-- Start of DATA PROVIDED --

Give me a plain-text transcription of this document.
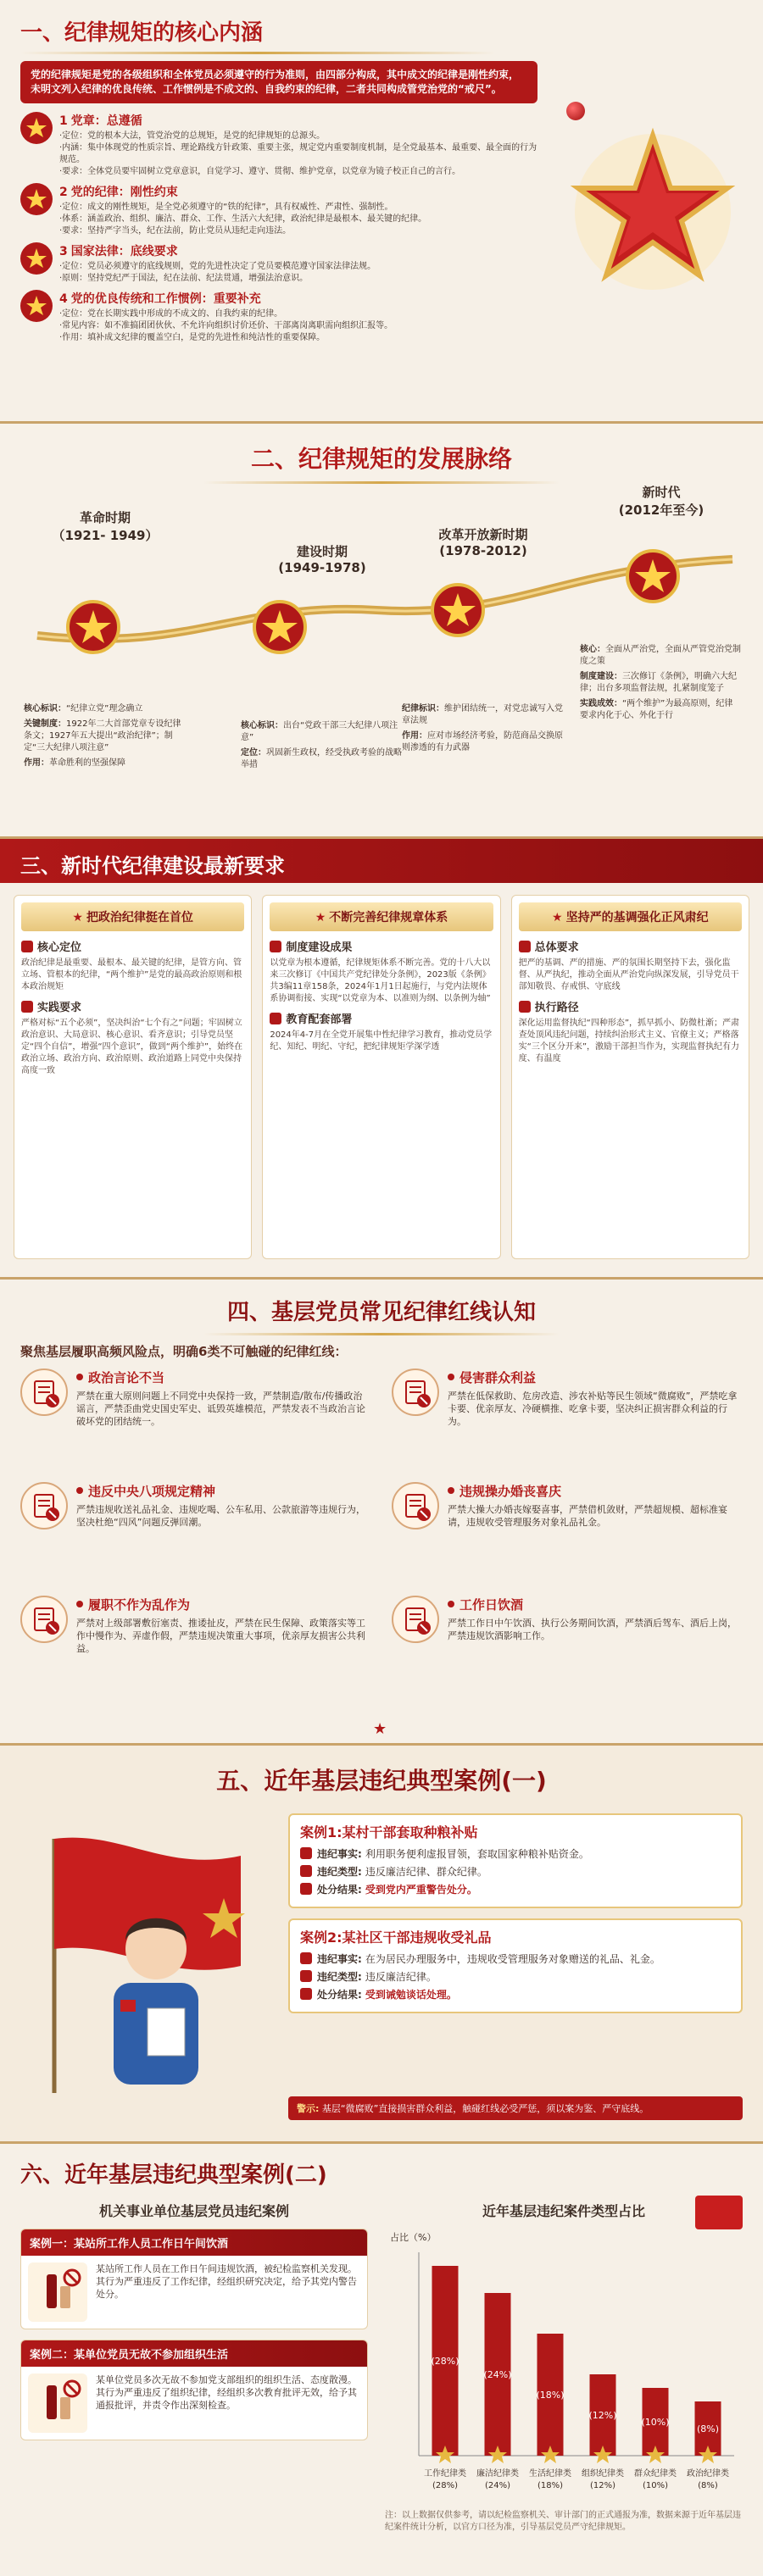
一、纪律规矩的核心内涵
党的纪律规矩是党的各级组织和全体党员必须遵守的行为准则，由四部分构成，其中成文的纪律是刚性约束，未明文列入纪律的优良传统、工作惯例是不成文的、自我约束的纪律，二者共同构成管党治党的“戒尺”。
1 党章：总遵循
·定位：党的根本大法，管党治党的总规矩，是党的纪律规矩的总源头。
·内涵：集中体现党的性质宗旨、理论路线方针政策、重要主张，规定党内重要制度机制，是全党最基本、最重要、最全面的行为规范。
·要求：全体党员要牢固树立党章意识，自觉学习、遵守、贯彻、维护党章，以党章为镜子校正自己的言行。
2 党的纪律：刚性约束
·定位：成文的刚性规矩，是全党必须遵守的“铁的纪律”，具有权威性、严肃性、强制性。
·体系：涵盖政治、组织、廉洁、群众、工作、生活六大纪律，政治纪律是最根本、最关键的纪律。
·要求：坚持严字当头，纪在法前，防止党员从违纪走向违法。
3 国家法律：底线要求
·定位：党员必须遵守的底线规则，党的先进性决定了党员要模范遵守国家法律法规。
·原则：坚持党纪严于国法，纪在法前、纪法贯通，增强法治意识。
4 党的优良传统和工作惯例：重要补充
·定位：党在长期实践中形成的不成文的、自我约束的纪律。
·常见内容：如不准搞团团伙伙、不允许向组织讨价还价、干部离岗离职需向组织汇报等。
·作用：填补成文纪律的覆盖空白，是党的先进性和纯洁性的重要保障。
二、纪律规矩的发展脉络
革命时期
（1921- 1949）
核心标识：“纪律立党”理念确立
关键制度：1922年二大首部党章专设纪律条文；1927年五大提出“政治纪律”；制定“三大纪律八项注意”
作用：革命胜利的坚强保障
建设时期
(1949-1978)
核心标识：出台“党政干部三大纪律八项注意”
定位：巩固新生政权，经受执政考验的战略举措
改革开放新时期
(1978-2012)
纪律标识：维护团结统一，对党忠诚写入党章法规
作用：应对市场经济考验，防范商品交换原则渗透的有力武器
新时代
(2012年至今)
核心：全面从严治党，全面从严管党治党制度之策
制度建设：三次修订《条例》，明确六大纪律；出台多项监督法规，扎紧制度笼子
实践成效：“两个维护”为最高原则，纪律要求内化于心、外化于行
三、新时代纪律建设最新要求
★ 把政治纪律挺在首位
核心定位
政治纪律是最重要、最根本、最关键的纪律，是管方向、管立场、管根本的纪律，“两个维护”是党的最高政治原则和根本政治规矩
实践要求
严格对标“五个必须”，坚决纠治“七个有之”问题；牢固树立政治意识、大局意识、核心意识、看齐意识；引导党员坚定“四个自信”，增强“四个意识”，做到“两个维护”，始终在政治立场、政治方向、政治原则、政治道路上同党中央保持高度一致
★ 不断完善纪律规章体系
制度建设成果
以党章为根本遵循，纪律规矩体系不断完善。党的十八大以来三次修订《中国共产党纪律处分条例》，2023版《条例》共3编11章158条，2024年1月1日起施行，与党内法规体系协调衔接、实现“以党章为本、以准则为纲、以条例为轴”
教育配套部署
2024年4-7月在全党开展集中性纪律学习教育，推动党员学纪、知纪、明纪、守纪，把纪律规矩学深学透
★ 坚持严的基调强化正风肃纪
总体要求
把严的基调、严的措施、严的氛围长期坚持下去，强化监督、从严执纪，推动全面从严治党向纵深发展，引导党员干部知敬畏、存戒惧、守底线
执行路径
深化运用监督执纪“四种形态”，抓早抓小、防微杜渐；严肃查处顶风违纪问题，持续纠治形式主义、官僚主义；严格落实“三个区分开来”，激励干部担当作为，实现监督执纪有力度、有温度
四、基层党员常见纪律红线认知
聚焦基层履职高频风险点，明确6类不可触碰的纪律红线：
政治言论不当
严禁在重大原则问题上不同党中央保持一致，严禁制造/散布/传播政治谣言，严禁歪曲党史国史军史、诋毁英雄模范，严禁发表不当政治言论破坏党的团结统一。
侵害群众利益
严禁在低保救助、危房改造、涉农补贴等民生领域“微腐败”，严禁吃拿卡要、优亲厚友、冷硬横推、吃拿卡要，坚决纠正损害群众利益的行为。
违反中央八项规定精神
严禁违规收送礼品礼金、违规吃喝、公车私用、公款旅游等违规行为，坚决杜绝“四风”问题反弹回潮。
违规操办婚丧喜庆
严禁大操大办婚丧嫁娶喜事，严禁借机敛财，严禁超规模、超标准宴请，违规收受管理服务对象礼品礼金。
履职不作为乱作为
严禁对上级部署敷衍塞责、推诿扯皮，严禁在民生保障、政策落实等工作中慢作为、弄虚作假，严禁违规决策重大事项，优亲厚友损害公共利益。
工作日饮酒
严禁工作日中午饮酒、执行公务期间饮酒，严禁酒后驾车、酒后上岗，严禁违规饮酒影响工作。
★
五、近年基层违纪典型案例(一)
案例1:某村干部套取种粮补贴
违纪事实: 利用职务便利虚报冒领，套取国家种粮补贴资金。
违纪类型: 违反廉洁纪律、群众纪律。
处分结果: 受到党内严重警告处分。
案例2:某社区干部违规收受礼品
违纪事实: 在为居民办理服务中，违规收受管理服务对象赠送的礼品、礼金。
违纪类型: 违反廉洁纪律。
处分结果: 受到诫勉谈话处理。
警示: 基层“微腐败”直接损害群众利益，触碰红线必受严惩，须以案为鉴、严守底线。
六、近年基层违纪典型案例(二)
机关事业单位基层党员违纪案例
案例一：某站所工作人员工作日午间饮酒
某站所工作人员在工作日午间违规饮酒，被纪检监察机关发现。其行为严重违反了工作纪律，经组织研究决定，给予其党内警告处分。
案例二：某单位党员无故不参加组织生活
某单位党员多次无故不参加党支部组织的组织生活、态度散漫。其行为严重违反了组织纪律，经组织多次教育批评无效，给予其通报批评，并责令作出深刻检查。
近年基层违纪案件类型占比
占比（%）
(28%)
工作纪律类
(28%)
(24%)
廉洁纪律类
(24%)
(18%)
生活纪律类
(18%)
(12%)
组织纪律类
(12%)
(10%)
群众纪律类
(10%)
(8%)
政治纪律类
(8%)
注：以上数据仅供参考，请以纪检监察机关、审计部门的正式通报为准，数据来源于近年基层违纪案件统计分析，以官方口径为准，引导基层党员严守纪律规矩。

-- End of DATA PROVIDED --
-- Start of DATA PROVIDED --

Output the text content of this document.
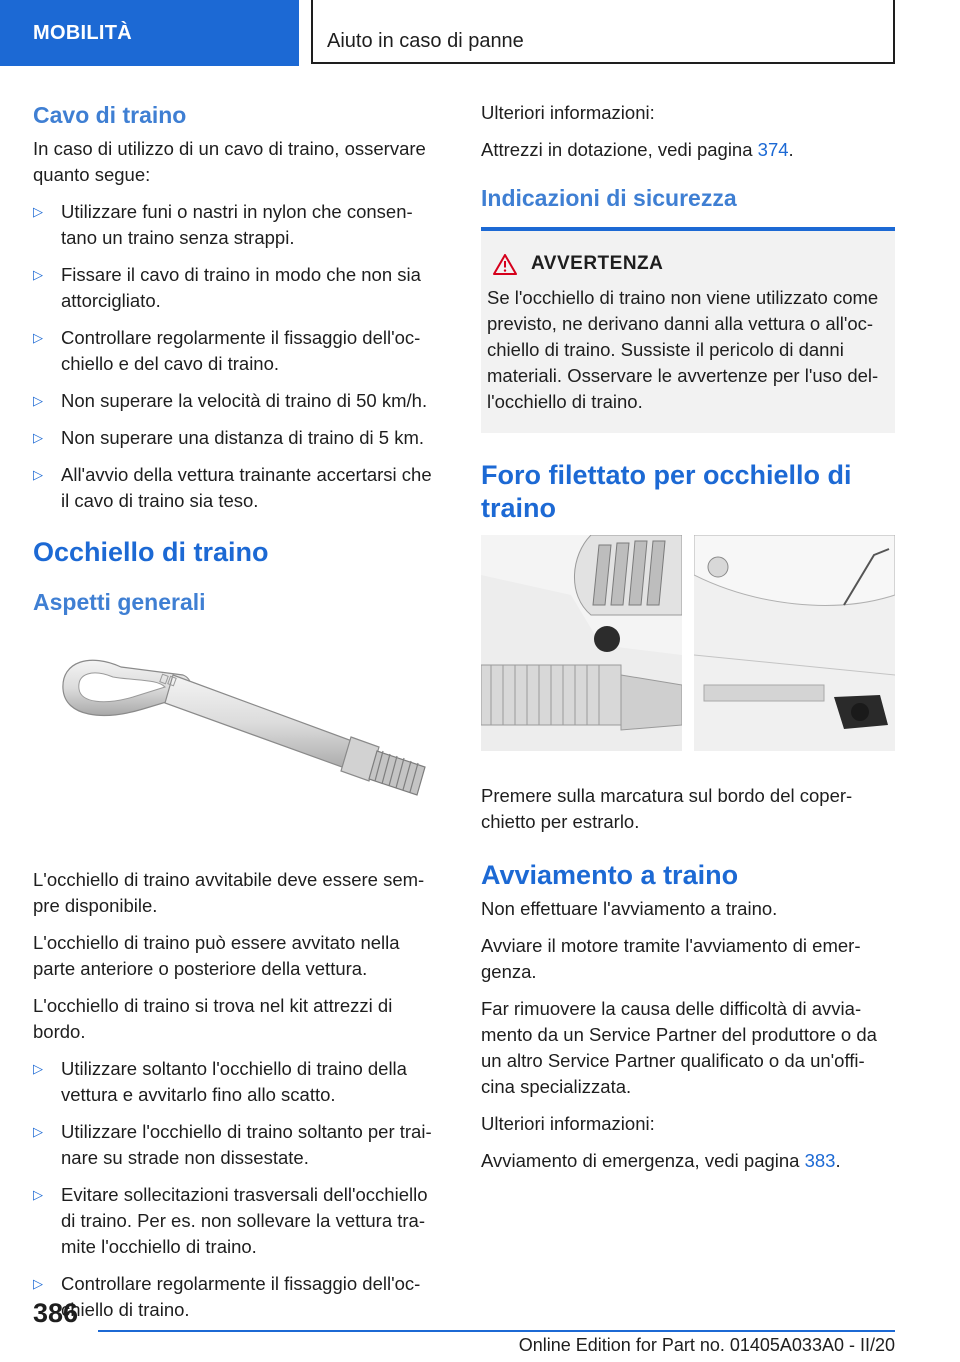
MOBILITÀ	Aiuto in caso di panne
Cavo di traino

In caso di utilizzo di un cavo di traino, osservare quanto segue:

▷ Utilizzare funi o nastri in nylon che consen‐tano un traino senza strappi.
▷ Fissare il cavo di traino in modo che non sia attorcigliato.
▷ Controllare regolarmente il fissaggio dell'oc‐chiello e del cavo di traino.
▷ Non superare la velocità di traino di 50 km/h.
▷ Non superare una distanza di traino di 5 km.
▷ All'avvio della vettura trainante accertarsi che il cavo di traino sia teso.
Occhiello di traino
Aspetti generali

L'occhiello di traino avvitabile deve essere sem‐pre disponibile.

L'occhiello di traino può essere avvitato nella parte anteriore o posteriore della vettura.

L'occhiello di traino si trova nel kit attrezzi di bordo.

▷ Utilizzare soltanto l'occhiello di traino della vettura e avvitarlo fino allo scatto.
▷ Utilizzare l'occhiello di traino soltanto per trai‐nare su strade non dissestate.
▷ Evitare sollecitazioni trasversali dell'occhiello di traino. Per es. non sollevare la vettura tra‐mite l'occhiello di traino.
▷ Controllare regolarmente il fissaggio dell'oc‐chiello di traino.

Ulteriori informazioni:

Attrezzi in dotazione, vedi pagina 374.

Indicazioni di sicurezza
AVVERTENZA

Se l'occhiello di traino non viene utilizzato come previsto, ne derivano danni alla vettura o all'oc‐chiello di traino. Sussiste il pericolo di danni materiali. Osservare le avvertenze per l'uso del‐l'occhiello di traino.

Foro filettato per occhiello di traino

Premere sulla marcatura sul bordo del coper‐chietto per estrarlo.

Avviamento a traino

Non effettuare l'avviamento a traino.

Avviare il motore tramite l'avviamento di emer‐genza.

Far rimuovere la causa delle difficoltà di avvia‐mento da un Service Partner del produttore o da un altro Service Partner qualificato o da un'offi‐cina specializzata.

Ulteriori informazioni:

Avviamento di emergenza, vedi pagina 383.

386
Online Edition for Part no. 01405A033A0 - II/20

-- End of DATA PROVIDED --
-- Start of DATA PROVIDED --

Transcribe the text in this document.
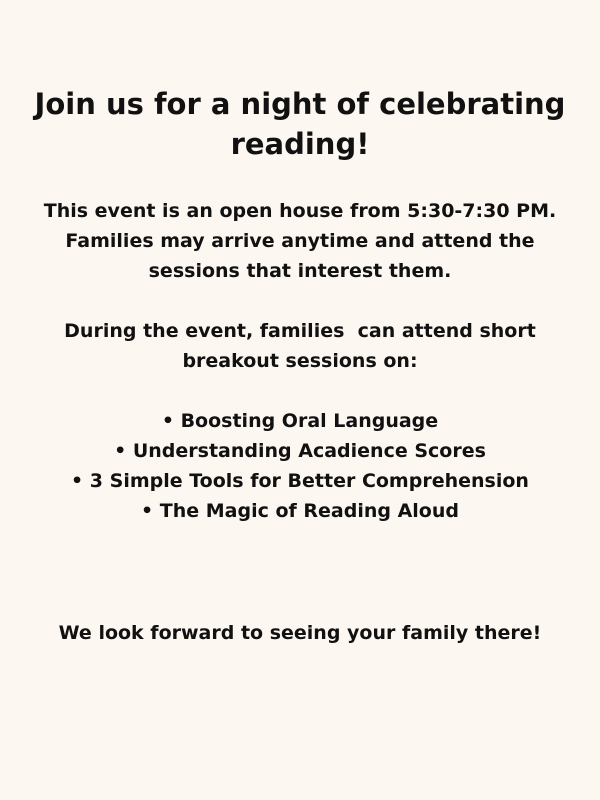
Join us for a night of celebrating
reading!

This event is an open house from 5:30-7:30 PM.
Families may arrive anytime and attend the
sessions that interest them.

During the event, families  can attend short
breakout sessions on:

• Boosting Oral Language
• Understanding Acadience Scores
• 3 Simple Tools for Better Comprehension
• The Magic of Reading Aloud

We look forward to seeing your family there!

-- End of DATA PROVIDED --

» **EXERCISE TASK**
Select every line where the word "document" occurs.

» **COMPLETE ANSWER**
Give me a plain-text transcription of this document.
Output the text content of this document.
Transcribe the text in this document.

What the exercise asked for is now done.